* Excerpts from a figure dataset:
══════

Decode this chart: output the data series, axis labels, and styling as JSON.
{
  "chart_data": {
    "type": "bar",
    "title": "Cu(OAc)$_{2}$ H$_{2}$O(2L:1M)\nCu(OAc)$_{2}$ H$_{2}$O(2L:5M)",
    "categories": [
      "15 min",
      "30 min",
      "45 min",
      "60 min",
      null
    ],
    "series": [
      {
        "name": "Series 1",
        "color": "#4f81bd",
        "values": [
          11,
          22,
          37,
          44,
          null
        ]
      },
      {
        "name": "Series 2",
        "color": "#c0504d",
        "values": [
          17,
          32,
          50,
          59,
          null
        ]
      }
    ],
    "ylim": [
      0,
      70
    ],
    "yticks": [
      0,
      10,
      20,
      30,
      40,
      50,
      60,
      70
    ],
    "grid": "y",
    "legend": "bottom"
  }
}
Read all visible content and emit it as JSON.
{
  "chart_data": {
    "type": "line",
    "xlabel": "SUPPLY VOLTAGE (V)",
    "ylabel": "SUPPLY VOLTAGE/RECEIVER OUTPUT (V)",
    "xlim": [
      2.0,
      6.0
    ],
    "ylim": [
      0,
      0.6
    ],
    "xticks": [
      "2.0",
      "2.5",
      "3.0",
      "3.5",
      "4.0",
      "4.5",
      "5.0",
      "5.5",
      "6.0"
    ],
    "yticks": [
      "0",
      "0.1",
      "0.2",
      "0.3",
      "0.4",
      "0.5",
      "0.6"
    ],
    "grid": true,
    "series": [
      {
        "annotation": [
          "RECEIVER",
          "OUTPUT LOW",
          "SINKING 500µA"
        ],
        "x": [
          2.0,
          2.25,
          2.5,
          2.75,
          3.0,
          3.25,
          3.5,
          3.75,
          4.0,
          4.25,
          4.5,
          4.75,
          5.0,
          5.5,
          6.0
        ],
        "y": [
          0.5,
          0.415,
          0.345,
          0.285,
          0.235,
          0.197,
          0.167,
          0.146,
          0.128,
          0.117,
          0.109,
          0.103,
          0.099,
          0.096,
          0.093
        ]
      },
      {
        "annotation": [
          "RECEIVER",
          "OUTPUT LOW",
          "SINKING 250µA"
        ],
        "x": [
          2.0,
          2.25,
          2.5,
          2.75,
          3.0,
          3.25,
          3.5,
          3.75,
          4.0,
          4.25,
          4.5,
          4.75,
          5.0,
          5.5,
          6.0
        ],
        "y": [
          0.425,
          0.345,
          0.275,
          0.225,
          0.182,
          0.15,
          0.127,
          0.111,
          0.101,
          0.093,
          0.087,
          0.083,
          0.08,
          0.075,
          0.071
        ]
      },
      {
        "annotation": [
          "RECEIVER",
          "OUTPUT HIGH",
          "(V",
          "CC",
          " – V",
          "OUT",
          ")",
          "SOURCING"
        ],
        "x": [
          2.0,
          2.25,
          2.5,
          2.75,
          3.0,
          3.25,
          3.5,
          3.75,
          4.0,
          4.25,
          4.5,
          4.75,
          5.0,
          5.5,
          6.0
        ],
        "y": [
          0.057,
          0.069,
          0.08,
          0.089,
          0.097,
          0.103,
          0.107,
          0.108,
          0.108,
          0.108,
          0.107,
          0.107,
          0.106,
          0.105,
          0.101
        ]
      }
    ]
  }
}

══════

* Goal:
Output every entry shown above, exactly.

* Result:
Decode this chart: output the data series, axis labels, and styling as JSON.
{
  "chart_data": {
    "type": "bar",
    "title": "Cu(OAc)$_{2}$ H$_{2}$O(2L:1M)\nCu(OAc)$_{2}$ H$_{2}$O(2L:5M)",
    "categories": [
      "15 min",
      "30 min",
      "45 min",
      "60 min",
      null
    ],
    "series": [
      {
        "name": "Series 1",
        "color": "#4f81bd",
        "values": [
          11,
          22,
          37,
          44,
          null
        ]
      },
      {
        "name": "Series 2",
        "color": "#c0504d",
        "values": [
          17,
          32,
          50,
          59,
          null
        ]
      }
    ],
    "ylim": [
      0,
      70
    ],
    "yticks": [
      0,
      10,
      20,
      30,
      40,
      50,
      60,
      70
    ],
    "grid": "y",
    "legend": "bottom"
  }
}
Read all visible content and emit it as JSON.
{
  "chart_data": {
    "type": "line",
    "xlabel": "SUPPLY VOLTAGE (V)",
    "ylabel": "SUPPLY VOLTAGE/RECEIVER OUTPUT (V)",
    "xlim": [
      2.0,
      6.0
    ],
    "ylim": [
      0,
      0.6
    ],
    "xticks": [
      "2.0",
      "2.5",
      "3.0",
      "3.5",
      "4.0",
      "4.5",
      "5.0",
      "5.5",
      "6.0"
    ],
    "yticks": [
      "0",
      "0.1",
      "0.2",
      "0.3",
      "0.4",
      "0.5",
      "0.6"
    ],
    "grid": true,
    "series": [
      {
        "annotation": [
          "RECEIVER",
          "OUTPUT LOW",
          "SINKING 500µA"
        ],
        "x": [
          2.0,
          2.25,
          2.5,
          2.75,
          3.0,
          3.25,
          3.5,
          3.75,
          4.0,
          4.25,
          4.5,
          4.75,
          5.0,
          5.5,
          6.0
        ],
        "y": [
          0.5,
          0.415,
          0.345,
          0.285,
          0.235,
          0.197,
          0.167,
          0.146,
          0.128,
          0.117,
          0.109,
          0.103,
          0.099,
          0.096,
          0.093
        ]
      },
      {
        "annotation": [
          "RECEIVER",
          "OUTPUT LOW",
          "SINKING 250µA"
        ],
        "x": [
          2.0,
          2.25,
          2.5,
          2.75,
          3.0,
          3.25,
          3.5,
          3.75,
          4.0,
          4.25,
          4.5,
          4.75,
          5.0,
          5.5,
          6.0
        ],
        "y": [
          0.425,
          0.345,
          0.275,
          0.225,
          0.182,
          0.15,
          0.127,
          0.111,
          0.101,
          0.093,
          0.087,
          0.083,
          0.08,
          0.075,
          0.071
        ]
      },
      {
        "annotation": [
          "RECEIVER",
          "OUTPUT HIGH",
          "(V",
          "CC",
          " – V",
          "OUT",
          ")",
          "SOURCING"
        ],
        "x": [
          2.0,
          2.25,
          2.5,
          2.75,
          3.0,
          3.25,
          3.5,
          3.75,
          4.0,
          4.25,
          4.5,
          4.75,
          5.0,
          5.5,
          6.0
        ],
        "y": [
          0.057,
          0.069,
          0.08,
          0.089,
          0.097,
          0.103,
          0.107,
          0.108,
          0.108,
          0.108,
          0.107,
          0.107,
          0.106,
          0.105,
          0.101
        ]
      }
    ]
  }
}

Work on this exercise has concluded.